* Begin *

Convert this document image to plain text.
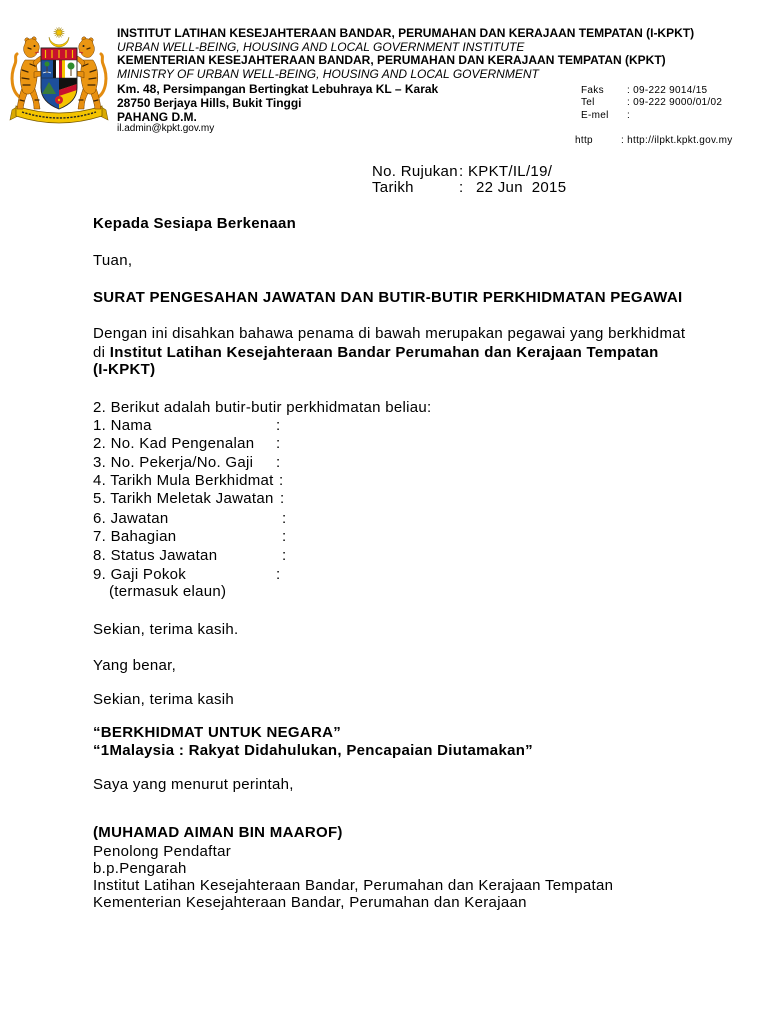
INSTITUT LATIHAN KESEJAHTERAAN BANDAR, PERUMAHAN DAN KERAJAAN TEMPATAN (I-KPKT)
URBAN WELL-BEING, HOUSING AND LOCAL GOVERNMENT INSTITUTE
KEMENTERIAN KESEJAHTERAAN BANDAR, PERUMAHAN DAN KERAJAAN TEMPATAN (KPKT)
MINISTRY OF URBAN WELL-BEING, HOUSING AND LOCAL GOVERNMENT
Km. 48, Persimpangan Bertingkat Lebuhraya KL – Karak
28750 Berjaya Hills, Bukit Tinggi
PAHANG D.M.
il.admin@kpkt.gov.my
Faks : 09-222 9014/15
Tel	: 09-222 9000/01/02
E-mel :
http	: http://ilpkt.kpkt.gov.my
No. Rujukan : KPKT/IL/19/
Tarikh	: 22 Jun  2015
Kepada Sesiapa Berkenaan
Tuan,
SURAT PENGESAHAN JAWATAN DAN BUTIR-BUTIR PERKHIDMATAN PEGAWAI
Dengan ini disahkan bahawa penama di bawah merupakan pegawai yang berkhidmat
di Institut Latihan Kesejahteraan Bandar Perumahan dan Kerajaan Tempatan
(I-KPKT)
2. Berikut adalah butir-butir perkhidmatan beliau:
1. Nama	:
2. No. Kad Pengenalan :
3. No. Pekerja/No. Gaji :
4. Tarikh Mula Berkhidmat :
5. Tarikh Meletak Jawatan :
6. Jawatan	:
7. Bahagian	:
8. Status Jawatan	:
9. Gaji Pokok	:
(termasuk elaun)
Sekian, terima kasih.
Yang benar,
Sekian, terima kasih
“BERKHIDMAT UNTUK NEGARA”
“1Malaysia : Rakyat Didahulukan, Pencapaian Diutamakan”
Saya yang menurut perintah,
(MUHAMAD AIMAN BIN MAAROF)
Penolong Pendaftar
b.p.Pengarah
Institut Latihan Kesejahteraan Bandar, Perumahan dan Kerajaan Tempatan
Kementerian Kesejahteraan Bandar, Perumahan dan Kerajaan
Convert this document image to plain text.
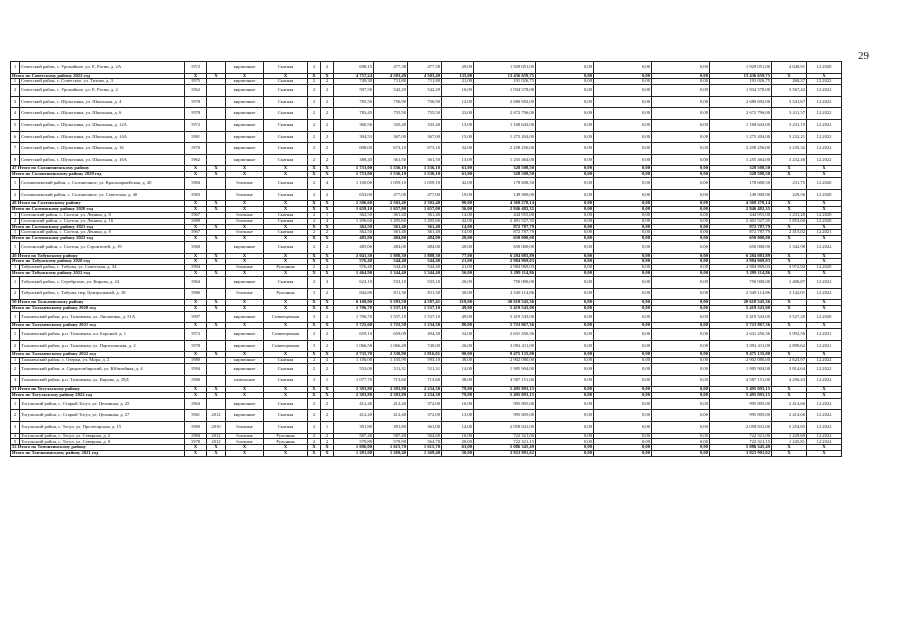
29
1	Советский район, с. Урожайное, ул. Е. Расин, д. 2А	1972		кирпичные	Скатная	2	2	698,15	477,38	477,38	29,00	1 929 051,00	0,00	0,00	0,00	1 929 051,00	4 040,91	12.2020
Итого по Советскому району 2022 год		X	X	X	X	X	X	4 757,24	4 503,49	4 503,49	135,00	13 436 659,75	0,00	0,00	0,00	13 436 659,75	X	X
1	Советский район, с. Советское, ул. Титова, д. 3	1975		кирпичные	Скатная	2	2	749,30	711,80	711,80	21,00	191 026,75	0,00	0,00	0,00	191 026,75	268,37	12.2022
2	Советский район, с. Урожайное, ул. Е. Расин, д. 2	1962		кирпичные	Скатная	2	2	597,50	542,29	542,29	16,00	1 934 578,00	0,00	0,00	0,00	1 934 578,00	3 567,42	12.2022
3	Советский район, с. Шульгинка, ул. Школьная, д. 4	1978		кирпичные	Скатная	2	2	785,50	756,90	756,90	12,00	2 680 692,00	0,00	0,00	0,00	2 680 692,00	3 541,67	12.2022
4	Советский район, с. Шульгинка, ул. Школьная, д. 6	1978		кирпичные	Скатная	2	2	783,45	755,50	755,50	23,00	2 672 796,00	0,00	0,00	0,00	2 672 796,00	3 411,57	12.2022
5	Советский район, с. Шульгинка, ул. Школьная, д. 12А	1972		кирпичные	Скатная	2	2	360,56	335,40	335,40	13,00	1 168 643,00	0,00	0,00	0,00	1 168 643,00	3 241,19	12.2022
6	Советский район, с. Шульгинка, ул. Школьная, д. 14А	1981		кирпичные	Скатная	2	2	394,53	367,00	367,00	15,00	1 275 204,00	0,00	0,00	0,00	1 275 204,00	3 232,21	12.2022
7	Советский район, с. Шульгинка, ул. Школьная, д. 16	1976		кирпичные	Скатная	2	2	698,00	673,10	673,10	32,00	2 258 256,00	0,00	0,00	0,00	2 258 256,00	3 235,32	12.2022
8	Советский район, с. Шульгинка, ул. Школьная, д. 16А	1962		кирпичные	Скатная	2	2	388,40	361,50	361,50	13,00	1 255 464,00	0,00	0,00	0,00	1 255 464,00	3 232,40	12.2022
47 Итого по Солонешенскому району		X	X	X	X	X	X	1 753,00	1 536,10	1 536,10	61,00	328 508,50	0,00	0,00	0,00	328 508,50	X	X
Итого по Солонешенскому району 2020 год		X	X	X	X	X	X	1 753,00	1 536,10	1 536,10	61,00	328 508,50	0,00	0,00	0,00	328 508,50	X	X
1	Солонешенский район, с. Солонешное, ул. Красноармейская, д. 40	1984		блочные	Скатная	2	4	1 100,00	1 059,10	1 059,10	42,00	178 608,50	0,00	0,00	0,00	178 608,50	231,75	12.2020
2	Солонешенский район, с. Солонешное, ул. Советская, д. 40	1983		блочные	Скатная	2	2	653,00	477,00	477,00	19,00	149 900,00	0,00	0,00	0,00	149 900,00	229,56	12.2020
48 Итого по Солтонскому району		X	X	X	X	X	X	2 506,60	2 502,40	2 502,40	90,00	4 369 270,14	0,00	0,00	0,00	4 369 270,14	X	X
Итого по Солтонскому району 2020 год		X	X	X	X	X	X	1 659,10	1 657,00	1 657,00	56,00	2 846 482,35	0,00	0,00	0,00	2 846 482,35	X	X
1	Солтонский район, с. Солтон, ул. Ленина, д. 8	1967		блочные	Скатная	2	1	362,50	361,40	361,40	14,00	444 955,00	0,00	0,00	0,00	444 955,00	1 231,20	12.2020
2	Солтонский район, с. Солтон, ул. Ленина, д. 16	1989		блочные	Скатная	2	4	1 296,60	1 295,60	1 295,60	42,00	2 401 527,35	0,00	0,00	0,00	2 401 527,35	1 853,60	12.2020
Итого по Солтонскому району 2021 год		X	X	X	X	X	X	362,50	361,40	361,40	14,00	872 787,79	0,00	0,00	0,00	872 787,79	X	X
1	Солтонский район, с. Солтон, ул. Ленина, д. 8	1967		блочные	Скатная	2	2	362,50	361,40	361,40	14,00	872 787,79	0,00	0,00	0,00	872 787,79	2 415,02	12.2021
Итого по Солтонскому району 2022 год		X	X	X	X	X	X	485,00	484,00	484,00	20,00	650 000,00	0,00	0,00	0,00	650 000,00	X	X
1	Солтонский район, с. Солтон, ул. Строителей, д. 19	1968		кирпичные	Скатная	2	2	485,00	484,00	484,00	20,00	650 000,00	0,00	0,00	0,00	650 000,00	1 342,98	12.2022
49 Итого по Табунскому району		X	X	X	X	X	X	2 041,30	1 888,30	1 888,30	77,00	6 284 083,89	0,00	0,00	0,00	6 284 083,89	X	X
Итого по Табунскому району 2020 год		X	X	X	X	X	X	576,40	544,40	544,40	21,00	2 984 969,03	0,00	0,00	0,00	2 984 969,03	X	X
1	Табунский район, с. Табуны, ул. Советская, д. 34	1984		блочные	Рулонная	2	2	576,40	544,40	544,40	21,00	2 984 969,03	0,00	0,00	0,00	2 984 969,03	3 972,92	12.2020
Итого по Табунскому району 2022 год		X	X	X	X	X	X	1 464,90	1 344,40	1 344,40	56,00	3 299 114,86	0,00	0,00	0,00	3 299 114,86	X	X
1	Табунский район, с. Серебрполь, ул. Кирова, д. 24	1964		кирпичные	Скатная	2	3	622,10	533,10	533,10	26,00	750 000,00	0,00	0,00	0,00	750 000,00	1 406,87	12.2022
2	Табунский район, с. Табуны, пер. Центральный, д. 18	1986		блочные	Рулонная	3	2	842,80	811,30	811,30	30,00	2 549 114,86	0,00	0,00	0,00	2 549 114,86	3 142,01	12.2022
50 Итого по Тальменскому району		X	X	X	X	X	X	6 168,00	5 593,58	4 587,41	219,00	20 618 545,36	0,00	0,00	0,00	20 618 545,36	X	X
Итого по Тальменскому району 2020 год		X	X	X	X	X	X	1 706,70	1 537,10	1 537,10	49,00	5 419 543,00	0,00	0,00	0,00	5 419 543,00	X	X
1	Тальменский район, р.п. Тальменка, ул. Лисавенко, д. 51А	1997		кирпичные	Совмещенная	3	2	1 706,70	1 537,10	1 537,10	49,00	5 419 543,00	0,00	0,00	0,00	5 419 543,00	3 527,20	12.2020
Итого по Тальменскому району 2021 год		X	X	X	X	X	X	1 725,60	1 725,58	1 234,30	80,00	5 723 867,36	0,00	0,00	0,00	5 723 867,36	X	X
1	Тальменский район, р.п. Тальменка, пл. Бороной, д. 1	1972		кирпичные	Совмещенная	2	2	659,10	659,09	494,30	54,00	2 631 456,36	0,00	0,00	0,00	2 631 456,36	3 992,56	12.2021
2	Тальменский район, р.п. Тальменка, ул. Партизанская, д. 2	1978		кирпичные	Совмещенная	3	2	1 066,50	1 066,49	740,00	26,00	3 092 411,00	0,00	0,00	0,00	3 092 411,00	2 899,62	12.2021
Итого по Тальменскому району 2022 год		X	X	X	X	X	X	2 735,70	2 330,90	1 816,01	90,00	9 475 135,00	0,00	0,00	0,00	9 475 135,00	X	X
1	Тальменский район, с. Озерки, ул. Мира, д. 2	1980		кирпичные	Скатная	2	4	1 106,00	1 105,99	593,10	38,00	2 902 080,00	0,00	0,00	0,00	2 902 080,00	2 623,97	12.2022
2	Тальменский район, п. Среднесибирский, ул. Юбилейная, д. 4	1994		кирпичные	Скатная	2	2	552,00	511,31	511,31	14,00	1 985 904,00	0,00	0,00	0,00	1 985 904,00	3 814,64	12.2022
3	Тальменский район, р.п. Тальменка, ул. Кирова, д. 29Д	1980		панельные	Скатная	3	1	1 077,70	713,60	713,60	38,00	4 587 151,00	0,00	0,00	0,00	4 587 151,00	4 256,43	12.2022
51 Итого по Тогульскому району		X	X	X	X	X	X	2 383,80	2 383,80	2 234,30	79,00	5 495 093,15	0,00	0,00	0,00	5 495 093,15	X	X
Итого по Тогульскому району 2022 год		X	X	X	X	X	X	2 383,80	2 383,80	2 234,30	79,00	5 495 093,15	0,00	0,00	0,00	5 495 093,15	X	X
1	Тогульский район, с. Старый Тогул, ул. Целинная, д. 25	1964		кирпичные	Скатная	2	2	412,40	412,40	372,00	16,00	995 805,00	0,00	0,00	0,00	995 805,00	2 414,66	12.2022
2	Тогульский район, с. Старый Тогул, ул. Целинная, д. 27	1961	2012	кирпичные	Скатная	2	2	412,40	412,40	372,00	13,00	995 805,00	0,00	0,00	0,00	995 805,00	2 414,66	12.2022
3	Тогульский район, с. Тогул, ул. Пролетарская, д. 15	1969	2010	блочные	Скатная	2	1	391,80	391,80	361,00	14,00	2 058 841,00	0,00	0,00	0,00	2 058 841,00	5 254,83	12.2022
4	Тогульский район, с. Тогул, ул. Северная, д. 2	1984	2012	блочные	Рулонная	2	2	587,40	587,40	564,60	16,00	722 321,00	0,00	0,00	0,00	722 321,00	1 229,69	12.2022
5	Тогульский район, с. Тогул, ул. Северная, д. 8	1978	2012	блочные	Рулонная	2	2	579,80	579,80	564,70	20,00	722 321,15	0,00	0,00	0,00	722 321,15	1 245,81	12.2022
52 Итого по Топчихинскому району		X	X	X	X	X	X	1 696,00	1 615,70	1 615,70	63,00	5 086 345,49	0,00	0,00	0,00	5 086 345,49	X	X
Итого по Топчихинскому району 2021 год		X	X	X	X	X	X	1 281,00	1 269,40	1 269,40	50,00	3 823 901,62	0,00	0,00	0,00	3 823 901,62	X	X
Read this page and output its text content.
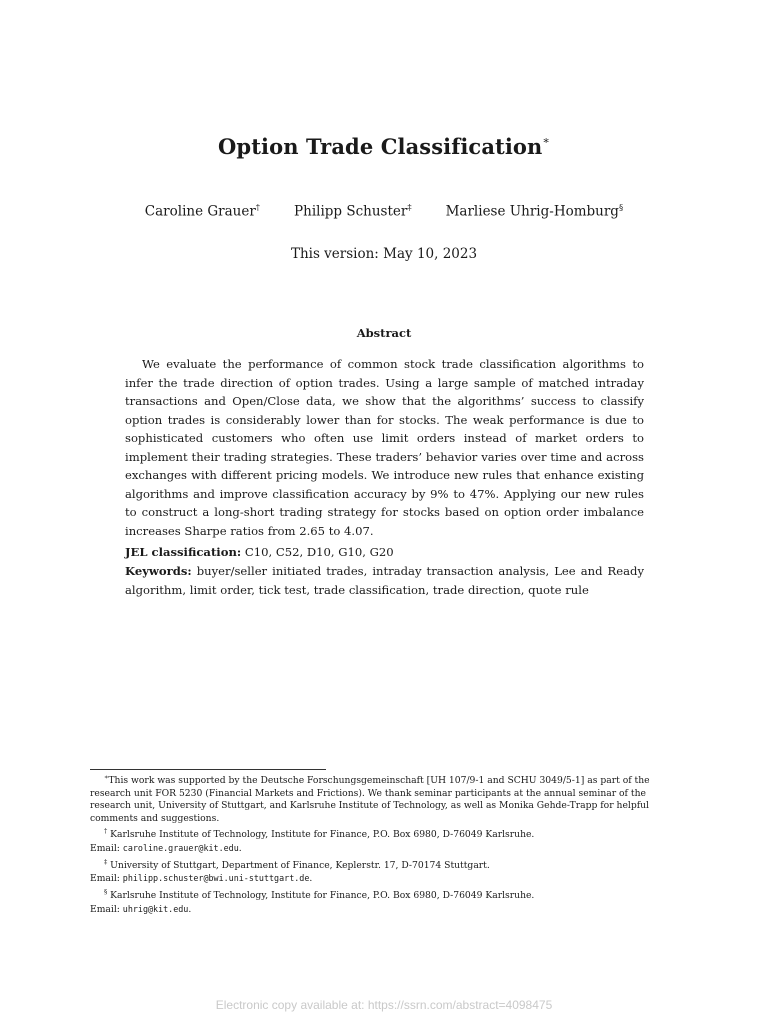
Option Trade Classification∗
Caroline Grauer†	Philipp Schuster‡	Marliese Uhrig-Homburg§
This version: May 10, 2023
Abstract
We evaluate the performance of common stock trade classification algorithms to infer the trade direction of option trades. Using a large sample of matched intraday transactions and Open/Close data, we show that the algorithms’ success to classify option trades is considerably lower than for stocks. The weak performance is due to sophisticated customers who often use limit orders instead of market orders to implement their trading strategies. These traders’ behavior varies over time and across exchanges with different pricing models. We introduce new rules that enhance existing algorithms and improve classification accuracy by 9% to 47%. Applying our new rules to construct a long-short trading strategy for stocks based on option order imbalance increases Sharpe ratios from 2.65 to 4.07.
JEL classification: C10, C52, D10, G10, G20
Keywords: buyer/seller initiated trades, intraday transaction analysis, Lee and Ready algorithm, limit order, tick test, trade classification, trade direction, quote rule

∗This work was supported by the Deutsche Forschungsgemeinschaft [UH 107/9-1 and SCHU 3049/5-1] as part of the research unit FOR 5230 (Financial Markets and Frictions). We thank seminar participants at the annual seminar of the research unit, University of Stuttgart, and Karlsruhe Institute of Technology, as well as Monika Gehde-Trapp for helpful comments and suggestions.

† Karlsruhe Institute of Technology, Institute for Finance, P.O. Box 6980, D-76049 Karlsruhe.

Email: caroline.grauer@kit.edu.

‡ University of Stuttgart, Department of Finance, Keplerstr. 17, D-70174 Stuttgart.

Email: philipp.schuster@bwi.uni-stuttgart.de.

§ Karlsruhe Institute of Technology, Institute for Finance, P.O. Box 6980, D-76049 Karlsruhe.

Email: uhrig@kit.edu.

Electronic copy available at: https://ssrn.com/abstract=4098475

* End *

- **Written exercise**: Search the lines for the word "Топчихинскому" and report how many contain it, by number only.

- **Written answer**: 2